>> START EXCERPTED RECORDS
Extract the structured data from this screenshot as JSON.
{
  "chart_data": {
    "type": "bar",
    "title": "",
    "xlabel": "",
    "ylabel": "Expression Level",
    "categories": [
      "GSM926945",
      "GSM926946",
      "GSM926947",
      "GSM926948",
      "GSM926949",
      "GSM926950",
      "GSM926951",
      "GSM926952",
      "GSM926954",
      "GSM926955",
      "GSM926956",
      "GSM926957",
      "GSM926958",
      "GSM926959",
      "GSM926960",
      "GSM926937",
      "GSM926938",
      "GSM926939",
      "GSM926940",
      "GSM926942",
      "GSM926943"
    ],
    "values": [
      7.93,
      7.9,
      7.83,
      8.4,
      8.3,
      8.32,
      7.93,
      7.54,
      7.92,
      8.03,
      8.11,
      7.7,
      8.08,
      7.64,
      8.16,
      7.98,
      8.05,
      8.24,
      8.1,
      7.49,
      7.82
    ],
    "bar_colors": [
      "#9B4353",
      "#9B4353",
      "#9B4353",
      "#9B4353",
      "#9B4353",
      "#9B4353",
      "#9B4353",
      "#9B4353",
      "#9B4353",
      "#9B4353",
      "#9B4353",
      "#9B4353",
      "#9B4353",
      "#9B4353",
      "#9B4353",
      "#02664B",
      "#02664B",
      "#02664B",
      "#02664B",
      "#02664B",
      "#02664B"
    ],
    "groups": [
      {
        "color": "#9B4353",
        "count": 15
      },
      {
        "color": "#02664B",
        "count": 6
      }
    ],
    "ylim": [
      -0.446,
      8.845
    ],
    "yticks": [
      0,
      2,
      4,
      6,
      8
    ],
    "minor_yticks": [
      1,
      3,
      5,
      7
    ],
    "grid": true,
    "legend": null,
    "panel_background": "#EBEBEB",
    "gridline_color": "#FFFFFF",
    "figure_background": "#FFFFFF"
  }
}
>> END EXCERPTED RECORDS
● **GIVEN EXERCISE**
Each entry is to be returned in full, character for character.

● **FINAL RESULT**
Extract the structured data from this screenshot as JSON.
{
  "chart_data": {
    "type": "bar",
    "title": "",
    "xlabel": "",
    "ylabel": "Expression Level",
    "categories": [
      "GSM926945",
      "GSM926946",
      "GSM926947",
      "GSM926948",
      "GSM926949",
      "GSM926950",
      "GSM926951",
      "GSM926952",
      "GSM926954",
      "GSM926955",
      "GSM926956",
      "GSM926957",
      "GSM926958",
      "GSM926959",
      "GSM926960",
      "GSM926937",
      "GSM926938",
      "GSM926939",
      "GSM926940",
      "GSM926942",
      "GSM926943"
    ],
    "values": [
      7.93,
      7.9,
      7.83,
      8.4,
      8.3,
      8.32,
      7.93,
      7.54,
      7.92,
      8.03,
      8.11,
      7.7,
      8.08,
      7.64,
      8.16,
      7.98,
      8.05,
      8.24,
      8.1,
      7.49,
      7.82
    ],
    "bar_colors": [
      "#9B4353",
      "#9B4353",
      "#9B4353",
      "#9B4353",
      "#9B4353",
      "#9B4353",
      "#9B4353",
      "#9B4353",
      "#9B4353",
      "#9B4353",
      "#9B4353",
      "#9B4353",
      "#9B4353",
      "#9B4353",
      "#9B4353",
      "#02664B",
      "#02664B",
      "#02664B",
      "#02664B",
      "#02664B",
      "#02664B"
    ],
    "groups": [
      {
        "color": "#9B4353",
        "count": 15
      },
      {
        "color": "#02664B",
        "count": 6
      }
    ],
    "ylim": [
      -0.446,
      8.845
    ],
    "yticks": [
      0,
      2,
      4,
      6,
      8
    ],
    "minor_yticks": [
      1,
      3,
      5,
      7
    ],
    "grid": true,
    "legend": null,
    "panel_background": "#EBEBEB",
    "gridline_color": "#FFFFFF",
    "figure_background": "#FFFFFF"
  }
}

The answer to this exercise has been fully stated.